*Exercise instructions*: Write the data out again in full, with no departure from the original.

*Source records*:
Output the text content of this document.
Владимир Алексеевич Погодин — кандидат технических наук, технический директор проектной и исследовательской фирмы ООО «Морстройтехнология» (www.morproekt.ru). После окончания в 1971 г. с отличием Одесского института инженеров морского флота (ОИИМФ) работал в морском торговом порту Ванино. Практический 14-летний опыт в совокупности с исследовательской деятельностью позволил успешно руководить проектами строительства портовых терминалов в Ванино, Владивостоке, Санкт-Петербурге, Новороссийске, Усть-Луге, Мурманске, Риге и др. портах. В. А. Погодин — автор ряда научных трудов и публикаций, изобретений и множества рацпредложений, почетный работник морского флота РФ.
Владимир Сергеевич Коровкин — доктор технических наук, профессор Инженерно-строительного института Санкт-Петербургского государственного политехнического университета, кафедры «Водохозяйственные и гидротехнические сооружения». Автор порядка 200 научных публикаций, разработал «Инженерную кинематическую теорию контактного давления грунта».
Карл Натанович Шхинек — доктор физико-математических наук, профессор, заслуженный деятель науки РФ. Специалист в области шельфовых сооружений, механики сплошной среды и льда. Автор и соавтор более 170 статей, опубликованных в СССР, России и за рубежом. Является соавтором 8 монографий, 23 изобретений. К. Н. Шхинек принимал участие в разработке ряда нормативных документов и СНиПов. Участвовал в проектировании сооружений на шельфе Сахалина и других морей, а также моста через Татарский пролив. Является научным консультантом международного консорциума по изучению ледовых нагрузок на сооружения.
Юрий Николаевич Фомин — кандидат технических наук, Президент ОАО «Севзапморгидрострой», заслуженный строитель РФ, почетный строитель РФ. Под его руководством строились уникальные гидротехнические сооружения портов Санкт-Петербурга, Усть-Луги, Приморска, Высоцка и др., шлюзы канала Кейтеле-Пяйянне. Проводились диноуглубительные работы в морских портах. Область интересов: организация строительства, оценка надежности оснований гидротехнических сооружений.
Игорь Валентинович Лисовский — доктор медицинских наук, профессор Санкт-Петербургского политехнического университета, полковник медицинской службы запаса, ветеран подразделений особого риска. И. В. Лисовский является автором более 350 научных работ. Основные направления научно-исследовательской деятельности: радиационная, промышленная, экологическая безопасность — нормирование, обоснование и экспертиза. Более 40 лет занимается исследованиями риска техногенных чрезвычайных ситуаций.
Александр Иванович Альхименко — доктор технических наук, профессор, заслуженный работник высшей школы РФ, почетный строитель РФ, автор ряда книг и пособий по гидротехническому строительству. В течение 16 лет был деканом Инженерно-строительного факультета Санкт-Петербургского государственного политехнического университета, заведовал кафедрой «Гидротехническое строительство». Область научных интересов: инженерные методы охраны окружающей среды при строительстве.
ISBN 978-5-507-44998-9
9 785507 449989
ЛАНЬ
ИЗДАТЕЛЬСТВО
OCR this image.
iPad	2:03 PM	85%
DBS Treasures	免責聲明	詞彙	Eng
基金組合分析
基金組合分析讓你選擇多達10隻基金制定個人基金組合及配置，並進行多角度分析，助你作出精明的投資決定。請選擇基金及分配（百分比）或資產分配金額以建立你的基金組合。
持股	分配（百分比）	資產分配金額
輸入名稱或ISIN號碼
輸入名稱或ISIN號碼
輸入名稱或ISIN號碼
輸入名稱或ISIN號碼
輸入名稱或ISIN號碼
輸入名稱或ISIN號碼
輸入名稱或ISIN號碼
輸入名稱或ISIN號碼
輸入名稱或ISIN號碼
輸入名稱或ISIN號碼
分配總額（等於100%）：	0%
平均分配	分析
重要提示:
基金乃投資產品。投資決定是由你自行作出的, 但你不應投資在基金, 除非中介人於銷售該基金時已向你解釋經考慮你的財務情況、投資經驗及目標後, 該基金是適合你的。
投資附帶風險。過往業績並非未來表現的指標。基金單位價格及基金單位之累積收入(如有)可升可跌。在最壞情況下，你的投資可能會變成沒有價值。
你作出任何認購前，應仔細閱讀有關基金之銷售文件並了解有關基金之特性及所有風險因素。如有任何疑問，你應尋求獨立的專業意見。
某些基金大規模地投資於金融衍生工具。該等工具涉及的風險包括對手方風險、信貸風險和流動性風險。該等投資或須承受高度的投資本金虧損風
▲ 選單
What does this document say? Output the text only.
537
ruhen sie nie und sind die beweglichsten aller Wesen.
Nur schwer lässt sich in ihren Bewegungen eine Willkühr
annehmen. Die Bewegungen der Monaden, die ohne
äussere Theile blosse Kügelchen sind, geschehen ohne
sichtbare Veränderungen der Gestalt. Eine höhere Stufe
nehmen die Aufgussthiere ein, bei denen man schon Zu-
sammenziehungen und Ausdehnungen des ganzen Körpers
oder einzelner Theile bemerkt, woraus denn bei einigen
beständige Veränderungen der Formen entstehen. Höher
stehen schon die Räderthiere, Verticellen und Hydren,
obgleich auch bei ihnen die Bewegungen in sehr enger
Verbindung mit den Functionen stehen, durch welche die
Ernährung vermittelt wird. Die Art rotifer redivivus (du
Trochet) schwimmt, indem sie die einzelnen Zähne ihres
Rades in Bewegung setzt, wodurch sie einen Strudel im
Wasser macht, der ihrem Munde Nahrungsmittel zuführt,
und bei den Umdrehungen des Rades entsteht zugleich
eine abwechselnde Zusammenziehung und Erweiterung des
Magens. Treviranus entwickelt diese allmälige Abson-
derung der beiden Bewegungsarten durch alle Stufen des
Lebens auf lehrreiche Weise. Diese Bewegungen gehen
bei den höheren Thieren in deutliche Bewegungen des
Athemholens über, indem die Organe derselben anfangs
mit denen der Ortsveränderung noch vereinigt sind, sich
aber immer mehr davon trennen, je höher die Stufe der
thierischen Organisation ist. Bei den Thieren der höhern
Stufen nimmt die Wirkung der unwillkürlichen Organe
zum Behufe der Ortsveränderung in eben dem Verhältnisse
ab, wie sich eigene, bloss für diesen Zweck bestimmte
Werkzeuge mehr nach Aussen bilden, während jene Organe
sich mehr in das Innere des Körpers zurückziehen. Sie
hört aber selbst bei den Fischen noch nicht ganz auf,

*Written reply*:
Output the text content of this document.
Владимир Алексеевич Погодин — кандидат технических наук, технический директор проектной и исследовательской фирмы ООО «Морстройтехнология» (www.morproekt.ru). После окончания в 1971 г. с отличием Одесского института инженеров морского флота (ОИИМФ) работал в морском торговом порту Ванино. Практический 14-летний опыт в совокупности с исследовательской деятельностью позволил успешно руководить проектами строительства портовых терминалов в Ванино, Владивостоке, Санкт-Петербурге, Новороссийске, Усть-Луге, Мурманске, Риге и др. портах. В. А. Погодин — автор ряда научных трудов и публикаций, изобретений и множества рацпредложений, почетный работник морского флота РФ.
Владимир Сергеевич Коровкин — доктор технических наук, профессор Инженерно-строительного института Санкт-Петербургского государственного политехнического университета, кафедры «Водохозяйственные и гидротехнические сооружения». Автор порядка 200 научных публикаций, разработал «Инженерную кинематическую теорию контактного давления грунта».
Карл Натанович Шхинек — доктор физико-математических наук, профессор, заслуженный деятель науки РФ. Специалист в области шельфовых сооружений, механики сплошной среды и льда. Автор и соавтор более 170 статей, опубликованных в СССР, России и за рубежом. Является соавтором 8 монографий, 23 изобретений. К. Н. Шхинек принимал участие в разработке ряда нормативных документов и СНиПов. Участвовал в проектировании сооружений на шельфе Сахалина и других морей, а также моста через Татарский пролив. Является научным консультантом международного консорциума по изучению ледовых нагрузок на сооружения.
Юрий Николаевич Фомин — кандидат технических наук, Президент ОАО «Севзапморгидрострой», заслуженный строитель РФ, почетный строитель РФ. Под его руководством строились уникальные гидротехнические сооружения портов Санкт-Петербурга, Усть-Луги, Приморска, Высоцка и др., шлюзы канала Кейтеле-Пяйянне. Проводились диноуглубительные работы в морских портах. Область интересов: организация строительства, оценка надежности оснований гидротехнических сооружений.
Игорь Валентинович Лисовский — доктор медицинских наук, профессор Санкт-Петербургского политехнического университета, полковник медицинской службы запаса, ветеран подразделений особого риска. И. В. Лисовский является автором более 350 научных работ. Основные направления научно-исследовательской деятельности: радиационная, промышленная, экологическая безопасность — нормирование, обоснование и экспертиза. Более 40 лет занимается исследованиями риска техногенных чрезвычайных ситуаций.
Александр Иванович Альхименко — доктор технических наук, профессор, заслуженный работник высшей школы РФ, почетный строитель РФ, автор ряда книг и пособий по гидротехническому строительству. В течение 16 лет был деканом Инженерно-строительного факультета Санкт-Петербургского государственного политехнического университета, заведовал кафедрой «Гидротехническое строительство». Область научных интересов: инженерные методы охраны окружающей среды при строительстве.
ISBN 978-5-507-44998-9
9 785507 449989
ЛАНЬ
ИЗДАТЕЛЬСТВО
OCR this image.
iPad	2:03 PM	85%
DBS Treasures	免責聲明	詞彙	Eng
基金組合分析
基金組合分析讓你選擇多達10隻基金制定個人基金組合及配置，並進行多角度分析，助你作出精明的投資決定。請選擇基金及分配（百分比）或資產分配金額以建立你的基金組合。
持股	分配（百分比）	資產分配金額
輸入名稱或ISIN號碼
輸入名稱或ISIN號碼
輸入名稱或ISIN號碼
輸入名稱或ISIN號碼
輸入名稱或ISIN號碼
輸入名稱或ISIN號碼
輸入名稱或ISIN號碼
輸入名稱或ISIN號碼
輸入名稱或ISIN號碼
輸入名稱或ISIN號碼
分配總額（等於100%）：	0%
平均分配	分析
重要提示:
基金乃投資產品。投資決定是由你自行作出的, 但你不應投資在基金, 除非中介人於銷售該基金時已向你解釋經考慮你的財務情況、投資經驗及目標後, 該基金是適合你的。
投資附帶風險。過往業績並非未來表現的指標。基金單位價格及基金單位之累積收入(如有)可升可跌。在最壞情況下，你的投資可能會變成沒有價值。
你作出任何認購前，應仔細閱讀有關基金之銷售文件並了解有關基金之特性及所有風險因素。如有任何疑問，你應尋求獨立的專業意見。
某些基金大規模地投資於金融衍生工具。該等工具涉及的風險包括對手方風險、信貸風險和流動性風險。該等投資或須承受高度的投資本金虧損風
▲ 選單
What does this document say? Output the text only.
537
ruhen sie nie und sind die beweglichsten aller Wesen.
Nur schwer lässt sich in ihren Bewegungen eine Willkühr
annehmen. Die Bewegungen der Monaden, die ohne
äussere Theile blosse Kügelchen sind, geschehen ohne
sichtbare Veränderungen der Gestalt. Eine höhere Stufe
nehmen die Aufgussthiere ein, bei denen man schon Zu-
sammenziehungen und Ausdehnungen des ganzen Körpers
oder einzelner Theile bemerkt, woraus denn bei einigen
beständige Veränderungen der Formen entstehen. Höher
stehen schon die Räderthiere, Verticellen und Hydren,
obgleich auch bei ihnen die Bewegungen in sehr enger
Verbindung mit den Functionen stehen, durch welche die
Ernährung vermittelt wird. Die Art rotifer redivivus (du
Trochet) schwimmt, indem sie die einzelnen Zähne ihres
Rades in Bewegung setzt, wodurch sie einen Strudel im
Wasser macht, der ihrem Munde Nahrungsmittel zuführt,
und bei den Umdrehungen des Rades entsteht zugleich
eine abwechselnde Zusammenziehung und Erweiterung des
Magens. Treviranus entwickelt diese allmälige Abson-
derung der beiden Bewegungsarten durch alle Stufen des
Lebens auf lehrreiche Weise. Diese Bewegungen gehen
bei den höheren Thieren in deutliche Bewegungen des
Athemholens über, indem die Organe derselben anfangs
mit denen der Ortsveränderung noch vereinigt sind, sich
aber immer mehr davon trennen, je höher die Stufe der
thierischen Organisation ist. Bei den Thieren der höhern
Stufen nimmt die Wirkung der unwillkürlichen Organe
zum Behufe der Ortsveränderung in eben dem Verhältnisse
ab, wie sich eigene, bloss für diesen Zweck bestimmte
Werkzeuge mehr nach Aussen bilden, während jene Organe
sich mehr in das Innere des Körpers zurückziehen. Sie
hört aber selbst bei den Fischen noch nicht ganz auf,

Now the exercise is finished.